== Data section
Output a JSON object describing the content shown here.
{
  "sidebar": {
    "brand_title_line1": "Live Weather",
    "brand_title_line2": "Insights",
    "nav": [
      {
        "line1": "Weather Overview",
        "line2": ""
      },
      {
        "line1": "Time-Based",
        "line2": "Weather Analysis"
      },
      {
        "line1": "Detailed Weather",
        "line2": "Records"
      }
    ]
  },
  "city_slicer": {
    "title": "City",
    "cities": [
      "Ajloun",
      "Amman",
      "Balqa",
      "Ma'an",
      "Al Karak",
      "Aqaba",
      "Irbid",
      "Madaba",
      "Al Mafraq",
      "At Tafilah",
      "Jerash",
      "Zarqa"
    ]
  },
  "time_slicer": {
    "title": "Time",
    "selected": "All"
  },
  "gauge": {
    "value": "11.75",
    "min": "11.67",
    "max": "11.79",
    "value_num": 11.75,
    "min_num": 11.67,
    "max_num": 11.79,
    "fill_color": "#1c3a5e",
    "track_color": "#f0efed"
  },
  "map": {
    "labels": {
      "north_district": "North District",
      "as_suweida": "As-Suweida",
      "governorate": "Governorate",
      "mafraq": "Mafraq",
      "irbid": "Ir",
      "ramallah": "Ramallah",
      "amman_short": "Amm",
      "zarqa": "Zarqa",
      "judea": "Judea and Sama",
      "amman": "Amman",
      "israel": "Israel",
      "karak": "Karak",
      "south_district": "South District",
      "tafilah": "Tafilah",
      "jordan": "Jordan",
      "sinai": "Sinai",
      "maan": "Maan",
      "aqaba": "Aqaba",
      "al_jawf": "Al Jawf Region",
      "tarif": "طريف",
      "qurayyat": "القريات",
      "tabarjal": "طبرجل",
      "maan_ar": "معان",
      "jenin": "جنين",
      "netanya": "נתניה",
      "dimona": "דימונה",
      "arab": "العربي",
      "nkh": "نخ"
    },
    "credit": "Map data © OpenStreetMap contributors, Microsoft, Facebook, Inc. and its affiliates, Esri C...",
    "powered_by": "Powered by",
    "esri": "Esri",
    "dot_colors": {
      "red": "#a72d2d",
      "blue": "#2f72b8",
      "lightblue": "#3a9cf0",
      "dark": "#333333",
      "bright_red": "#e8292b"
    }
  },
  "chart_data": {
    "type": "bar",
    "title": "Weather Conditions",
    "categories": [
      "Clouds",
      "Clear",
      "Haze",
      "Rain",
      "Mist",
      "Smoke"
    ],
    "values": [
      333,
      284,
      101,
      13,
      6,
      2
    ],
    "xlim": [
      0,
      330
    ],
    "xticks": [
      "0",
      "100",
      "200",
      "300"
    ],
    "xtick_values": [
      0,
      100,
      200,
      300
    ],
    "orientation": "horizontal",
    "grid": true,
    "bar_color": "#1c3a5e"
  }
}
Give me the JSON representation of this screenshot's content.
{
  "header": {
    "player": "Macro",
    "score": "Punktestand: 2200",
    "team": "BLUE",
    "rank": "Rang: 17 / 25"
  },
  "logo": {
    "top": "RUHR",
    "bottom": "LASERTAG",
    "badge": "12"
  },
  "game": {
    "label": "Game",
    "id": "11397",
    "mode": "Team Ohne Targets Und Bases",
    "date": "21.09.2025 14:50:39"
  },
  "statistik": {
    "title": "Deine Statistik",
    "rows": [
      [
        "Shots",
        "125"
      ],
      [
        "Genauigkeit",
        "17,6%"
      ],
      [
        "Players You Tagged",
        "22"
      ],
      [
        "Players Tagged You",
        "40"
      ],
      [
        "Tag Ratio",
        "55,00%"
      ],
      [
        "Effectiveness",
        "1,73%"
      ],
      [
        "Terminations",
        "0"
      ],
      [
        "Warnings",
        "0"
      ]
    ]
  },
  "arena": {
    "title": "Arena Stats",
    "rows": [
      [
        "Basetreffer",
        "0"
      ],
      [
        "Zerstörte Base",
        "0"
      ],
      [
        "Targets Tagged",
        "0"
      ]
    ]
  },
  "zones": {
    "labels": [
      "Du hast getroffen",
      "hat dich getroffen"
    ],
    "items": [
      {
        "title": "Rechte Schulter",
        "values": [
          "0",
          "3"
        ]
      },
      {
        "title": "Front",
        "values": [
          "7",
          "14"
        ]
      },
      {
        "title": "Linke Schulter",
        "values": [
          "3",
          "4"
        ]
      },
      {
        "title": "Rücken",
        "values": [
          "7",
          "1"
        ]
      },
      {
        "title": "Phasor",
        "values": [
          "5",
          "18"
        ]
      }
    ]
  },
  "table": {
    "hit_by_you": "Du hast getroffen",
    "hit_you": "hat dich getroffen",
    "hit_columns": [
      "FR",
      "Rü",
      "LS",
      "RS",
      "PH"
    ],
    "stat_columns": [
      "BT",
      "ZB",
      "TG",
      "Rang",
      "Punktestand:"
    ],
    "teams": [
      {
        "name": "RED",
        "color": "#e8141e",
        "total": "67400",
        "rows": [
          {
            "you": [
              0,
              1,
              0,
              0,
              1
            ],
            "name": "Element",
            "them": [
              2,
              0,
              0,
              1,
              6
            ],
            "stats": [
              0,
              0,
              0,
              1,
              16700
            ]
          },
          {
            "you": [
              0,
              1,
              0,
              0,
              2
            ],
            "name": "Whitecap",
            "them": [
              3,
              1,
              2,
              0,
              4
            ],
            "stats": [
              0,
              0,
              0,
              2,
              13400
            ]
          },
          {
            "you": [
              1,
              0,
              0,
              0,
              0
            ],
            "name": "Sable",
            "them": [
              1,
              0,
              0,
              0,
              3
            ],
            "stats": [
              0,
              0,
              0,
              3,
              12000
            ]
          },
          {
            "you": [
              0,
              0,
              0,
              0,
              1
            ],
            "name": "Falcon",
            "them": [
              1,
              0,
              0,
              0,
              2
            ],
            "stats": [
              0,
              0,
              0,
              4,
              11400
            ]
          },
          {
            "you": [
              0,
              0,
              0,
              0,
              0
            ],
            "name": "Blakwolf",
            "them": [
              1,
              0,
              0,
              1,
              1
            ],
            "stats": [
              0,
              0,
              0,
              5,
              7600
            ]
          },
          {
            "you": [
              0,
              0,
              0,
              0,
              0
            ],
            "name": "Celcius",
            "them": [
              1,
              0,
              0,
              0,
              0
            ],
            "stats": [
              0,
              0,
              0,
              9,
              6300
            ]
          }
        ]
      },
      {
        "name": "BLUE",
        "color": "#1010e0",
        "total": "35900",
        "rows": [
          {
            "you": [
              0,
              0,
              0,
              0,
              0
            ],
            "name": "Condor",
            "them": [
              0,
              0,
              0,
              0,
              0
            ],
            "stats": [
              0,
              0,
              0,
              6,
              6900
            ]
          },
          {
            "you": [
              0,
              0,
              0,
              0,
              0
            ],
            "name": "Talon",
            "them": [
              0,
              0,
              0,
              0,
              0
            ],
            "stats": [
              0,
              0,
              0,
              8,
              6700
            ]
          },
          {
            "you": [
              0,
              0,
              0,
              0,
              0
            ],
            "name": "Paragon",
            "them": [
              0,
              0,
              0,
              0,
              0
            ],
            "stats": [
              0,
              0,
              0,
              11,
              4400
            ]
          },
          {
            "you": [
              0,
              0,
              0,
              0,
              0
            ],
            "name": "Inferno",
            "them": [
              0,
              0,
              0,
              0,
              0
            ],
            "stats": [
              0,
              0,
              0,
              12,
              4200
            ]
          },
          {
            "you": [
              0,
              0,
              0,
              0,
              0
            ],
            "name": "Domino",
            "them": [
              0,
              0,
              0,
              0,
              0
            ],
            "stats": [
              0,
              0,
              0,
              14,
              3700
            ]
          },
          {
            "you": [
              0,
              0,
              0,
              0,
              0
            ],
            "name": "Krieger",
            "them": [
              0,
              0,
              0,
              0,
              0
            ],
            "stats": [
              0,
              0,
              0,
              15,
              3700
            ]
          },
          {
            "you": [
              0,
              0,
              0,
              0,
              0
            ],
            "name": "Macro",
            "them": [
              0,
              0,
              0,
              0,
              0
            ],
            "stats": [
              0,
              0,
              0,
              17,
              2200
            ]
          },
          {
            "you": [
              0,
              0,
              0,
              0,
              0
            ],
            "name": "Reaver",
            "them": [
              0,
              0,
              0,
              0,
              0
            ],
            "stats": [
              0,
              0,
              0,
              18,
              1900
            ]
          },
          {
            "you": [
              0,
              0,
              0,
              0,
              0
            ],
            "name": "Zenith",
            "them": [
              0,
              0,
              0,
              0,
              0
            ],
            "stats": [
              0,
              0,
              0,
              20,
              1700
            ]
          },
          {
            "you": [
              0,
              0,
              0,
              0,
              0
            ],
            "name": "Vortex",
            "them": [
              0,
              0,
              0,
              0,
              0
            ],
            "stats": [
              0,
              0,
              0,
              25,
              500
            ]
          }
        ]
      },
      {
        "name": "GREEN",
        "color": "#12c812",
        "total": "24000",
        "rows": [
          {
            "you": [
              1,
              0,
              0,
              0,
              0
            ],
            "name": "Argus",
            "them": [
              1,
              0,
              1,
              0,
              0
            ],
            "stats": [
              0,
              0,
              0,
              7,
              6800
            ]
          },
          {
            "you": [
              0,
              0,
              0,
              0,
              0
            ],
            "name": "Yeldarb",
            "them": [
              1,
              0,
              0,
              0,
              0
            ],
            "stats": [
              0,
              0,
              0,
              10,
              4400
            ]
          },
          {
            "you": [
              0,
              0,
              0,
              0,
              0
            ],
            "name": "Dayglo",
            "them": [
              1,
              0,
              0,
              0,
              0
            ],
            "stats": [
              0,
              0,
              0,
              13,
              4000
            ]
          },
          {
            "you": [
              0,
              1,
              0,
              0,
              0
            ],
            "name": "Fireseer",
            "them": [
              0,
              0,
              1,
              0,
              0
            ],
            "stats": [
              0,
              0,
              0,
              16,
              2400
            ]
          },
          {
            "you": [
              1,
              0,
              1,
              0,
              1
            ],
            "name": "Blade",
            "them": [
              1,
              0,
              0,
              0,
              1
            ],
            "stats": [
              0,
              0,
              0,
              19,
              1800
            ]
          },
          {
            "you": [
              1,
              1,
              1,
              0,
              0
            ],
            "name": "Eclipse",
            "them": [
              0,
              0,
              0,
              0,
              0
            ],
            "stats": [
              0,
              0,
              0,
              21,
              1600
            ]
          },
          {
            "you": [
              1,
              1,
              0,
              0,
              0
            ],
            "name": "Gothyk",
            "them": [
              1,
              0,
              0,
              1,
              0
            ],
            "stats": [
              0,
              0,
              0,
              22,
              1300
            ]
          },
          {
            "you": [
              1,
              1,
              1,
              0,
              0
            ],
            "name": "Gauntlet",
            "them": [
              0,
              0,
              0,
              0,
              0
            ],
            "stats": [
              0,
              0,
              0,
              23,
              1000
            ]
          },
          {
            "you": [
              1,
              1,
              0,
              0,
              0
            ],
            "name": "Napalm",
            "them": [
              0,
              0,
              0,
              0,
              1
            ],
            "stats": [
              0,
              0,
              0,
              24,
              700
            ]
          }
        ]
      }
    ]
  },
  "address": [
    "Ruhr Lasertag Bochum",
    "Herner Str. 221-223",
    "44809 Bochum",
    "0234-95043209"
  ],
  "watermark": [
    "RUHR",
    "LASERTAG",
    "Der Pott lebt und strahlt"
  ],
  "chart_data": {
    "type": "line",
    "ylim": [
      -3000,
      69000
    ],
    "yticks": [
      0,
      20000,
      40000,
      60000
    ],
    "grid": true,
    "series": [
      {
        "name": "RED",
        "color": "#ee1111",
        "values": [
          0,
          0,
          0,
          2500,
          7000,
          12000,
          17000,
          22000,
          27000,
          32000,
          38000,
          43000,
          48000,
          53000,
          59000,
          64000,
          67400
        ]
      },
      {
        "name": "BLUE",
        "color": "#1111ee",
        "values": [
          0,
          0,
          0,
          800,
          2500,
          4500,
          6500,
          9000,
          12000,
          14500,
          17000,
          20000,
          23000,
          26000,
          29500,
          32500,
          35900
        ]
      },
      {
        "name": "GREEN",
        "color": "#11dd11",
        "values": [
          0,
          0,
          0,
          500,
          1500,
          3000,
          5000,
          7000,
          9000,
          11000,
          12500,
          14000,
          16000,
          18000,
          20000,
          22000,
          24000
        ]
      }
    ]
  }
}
====
Instructions for the task -
Check each line of the records above for "content", and copy those that have it.

Answer to this exercise -
Output a JSON object describing the content shown here.
Give me the JSON representation of this screenshot's content.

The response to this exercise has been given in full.